* _What you are asked to do_: Output the entries verbatim, including every line.

* _Raw records_:
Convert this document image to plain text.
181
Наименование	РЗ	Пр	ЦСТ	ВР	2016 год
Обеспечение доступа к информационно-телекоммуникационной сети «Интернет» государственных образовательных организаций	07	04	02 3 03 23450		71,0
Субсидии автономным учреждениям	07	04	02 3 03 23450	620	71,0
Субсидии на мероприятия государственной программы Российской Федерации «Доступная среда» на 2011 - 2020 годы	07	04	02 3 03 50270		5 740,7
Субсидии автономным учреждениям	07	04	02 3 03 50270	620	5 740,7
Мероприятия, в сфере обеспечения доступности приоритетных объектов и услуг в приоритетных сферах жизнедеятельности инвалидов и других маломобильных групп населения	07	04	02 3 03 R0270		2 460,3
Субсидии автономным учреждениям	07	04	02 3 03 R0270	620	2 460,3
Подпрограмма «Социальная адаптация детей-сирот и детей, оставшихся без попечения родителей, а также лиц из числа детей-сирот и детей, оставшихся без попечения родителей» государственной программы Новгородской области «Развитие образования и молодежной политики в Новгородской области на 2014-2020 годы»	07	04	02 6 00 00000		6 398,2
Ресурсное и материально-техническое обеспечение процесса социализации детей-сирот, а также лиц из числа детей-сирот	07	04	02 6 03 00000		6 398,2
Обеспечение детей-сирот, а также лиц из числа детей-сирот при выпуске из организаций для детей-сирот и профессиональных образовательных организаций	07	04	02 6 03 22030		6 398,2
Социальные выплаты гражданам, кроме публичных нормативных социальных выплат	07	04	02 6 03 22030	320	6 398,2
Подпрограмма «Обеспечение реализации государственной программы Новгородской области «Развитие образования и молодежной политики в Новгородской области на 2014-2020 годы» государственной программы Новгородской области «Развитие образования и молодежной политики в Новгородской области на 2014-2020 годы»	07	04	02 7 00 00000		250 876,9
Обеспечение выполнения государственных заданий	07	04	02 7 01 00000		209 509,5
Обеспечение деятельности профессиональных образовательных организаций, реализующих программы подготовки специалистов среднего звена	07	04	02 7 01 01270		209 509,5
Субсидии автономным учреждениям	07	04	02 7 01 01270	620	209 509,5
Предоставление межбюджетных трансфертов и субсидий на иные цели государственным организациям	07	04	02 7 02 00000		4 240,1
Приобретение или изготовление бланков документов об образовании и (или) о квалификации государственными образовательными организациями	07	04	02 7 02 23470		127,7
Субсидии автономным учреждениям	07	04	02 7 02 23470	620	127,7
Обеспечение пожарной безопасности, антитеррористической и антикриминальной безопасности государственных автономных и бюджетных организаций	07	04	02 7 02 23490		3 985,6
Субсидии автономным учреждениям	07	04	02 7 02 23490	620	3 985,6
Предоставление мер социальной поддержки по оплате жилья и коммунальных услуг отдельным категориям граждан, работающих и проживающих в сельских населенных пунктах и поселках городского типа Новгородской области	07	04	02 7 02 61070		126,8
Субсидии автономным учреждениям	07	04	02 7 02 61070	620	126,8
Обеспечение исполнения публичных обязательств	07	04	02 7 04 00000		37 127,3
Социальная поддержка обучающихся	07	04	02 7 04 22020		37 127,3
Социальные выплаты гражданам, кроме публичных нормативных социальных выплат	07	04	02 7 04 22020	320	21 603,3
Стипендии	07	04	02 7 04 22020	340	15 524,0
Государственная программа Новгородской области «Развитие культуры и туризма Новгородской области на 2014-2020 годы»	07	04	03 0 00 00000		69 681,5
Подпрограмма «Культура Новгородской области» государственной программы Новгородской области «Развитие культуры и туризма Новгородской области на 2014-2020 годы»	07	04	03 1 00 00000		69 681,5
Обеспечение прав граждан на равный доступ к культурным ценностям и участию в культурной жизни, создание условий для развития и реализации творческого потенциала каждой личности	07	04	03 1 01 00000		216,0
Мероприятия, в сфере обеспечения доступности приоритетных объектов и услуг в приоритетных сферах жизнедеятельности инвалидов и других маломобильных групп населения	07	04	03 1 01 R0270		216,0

* _Solved problem_:
Convert this document image to plain text.
181
Наименование	РЗ	Пр	ЦСТ	ВР	2016 год
Обеспечение доступа к информационно-телекоммуникационной сети «Интернет» государственных образовательных организаций	07	04	02 3 03 23450		71,0
Субсидии автономным учреждениям	07	04	02 3 03 23450	620	71,0
Субсидии на мероприятия государственной программы Российской Федерации «Доступная среда» на 2011 - 2020 годы	07	04	02 3 03 50270		5 740,7
Субсидии автономным учреждениям	07	04	02 3 03 50270	620	5 740,7
Мероприятия, в сфере обеспечения доступности приоритетных объектов и услуг в приоритетных сферах жизнедеятельности инвалидов и других маломобильных групп населения	07	04	02 3 03 R0270		2 460,3
Субсидии автономным учреждениям	07	04	02 3 03 R0270	620	2 460,3
Подпрограмма «Социальная адаптация детей-сирот и детей, оставшихся без попечения родителей, а также лиц из числа детей-сирот и детей, оставшихся без попечения родителей» государственной программы Новгородской области «Развитие образования и молодежной политики в Новгородской области на 2014-2020 годы»	07	04	02 6 00 00000		6 398,2
Ресурсное и материально-техническое обеспечение процесса социализации детей-сирот, а также лиц из числа детей-сирот	07	04	02 6 03 00000		6 398,2
Обеспечение детей-сирот, а также лиц из числа детей-сирот при выпуске из организаций для детей-сирот и профессиональных образовательных организаций	07	04	02 6 03 22030		6 398,2
Социальные выплаты гражданам, кроме публичных нормативных социальных выплат	07	04	02 6 03 22030	320	6 398,2
Подпрограмма «Обеспечение реализации государственной программы Новгородской области «Развитие образования и молодежной политики в Новгородской области на 2014-2020 годы» государственной программы Новгородской области «Развитие образования и молодежной политики в Новгородской области на 2014-2020 годы»	07	04	02 7 00 00000		250 876,9
Обеспечение выполнения государственных заданий	07	04	02 7 01 00000		209 509,5
Обеспечение деятельности профессиональных образовательных организаций, реализующих программы подготовки специалистов среднего звена	07	04	02 7 01 01270		209 509,5
Субсидии автономным учреждениям	07	04	02 7 01 01270	620	209 509,5
Предоставление межбюджетных трансфертов и субсидий на иные цели государственным организациям	07	04	02 7 02 00000		4 240,1
Приобретение или изготовление бланков документов об образовании и (или) о квалификации государственными образовательными организациями	07	04	02 7 02 23470		127,7
Субсидии автономным учреждениям	07	04	02 7 02 23470	620	127,7
Обеспечение пожарной безопасности, антитеррористической и антикриминальной безопасности государственных автономных и бюджетных организаций	07	04	02 7 02 23490		3 985,6
Субсидии автономным учреждениям	07	04	02 7 02 23490	620	3 985,6
Предоставление мер социальной поддержки по оплате жилья и коммунальных услуг отдельным категориям граждан, работающих и проживающих в сельских населенных пунктах и поселках городского типа Новгородской области	07	04	02 7 02 61070		126,8
Субсидии автономным учреждениям	07	04	02 7 02 61070	620	126,8
Обеспечение исполнения публичных обязательств	07	04	02 7 04 00000		37 127,3
Социальная поддержка обучающихся	07	04	02 7 04 22020		37 127,3
Социальные выплаты гражданам, кроме публичных нормативных социальных выплат	07	04	02 7 04 22020	320	21 603,3
Стипендии	07	04	02 7 04 22020	340	15 524,0
Государственная программа Новгородской области «Развитие культуры и туризма Новгородской области на 2014-2020 годы»	07	04	03 0 00 00000		69 681,5
Подпрограмма «Культура Новгородской области» государственной программы Новгородской области «Развитие культуры и туризма Новгородской области на 2014-2020 годы»	07	04	03 1 00 00000		69 681,5
Обеспечение прав граждан на равный доступ к культурным ценностям и участию в культурной жизни, создание условий для развития и реализации творческого потенциала каждой личности	07	04	03 1 01 00000		216,0
Мероприятия, в сфере обеспечения доступности приоритетных объектов и услуг в приоритетных сферах жизнедеятельности инвалидов и других маломобильных групп населения	07	04	03 1 01 R0270		216,0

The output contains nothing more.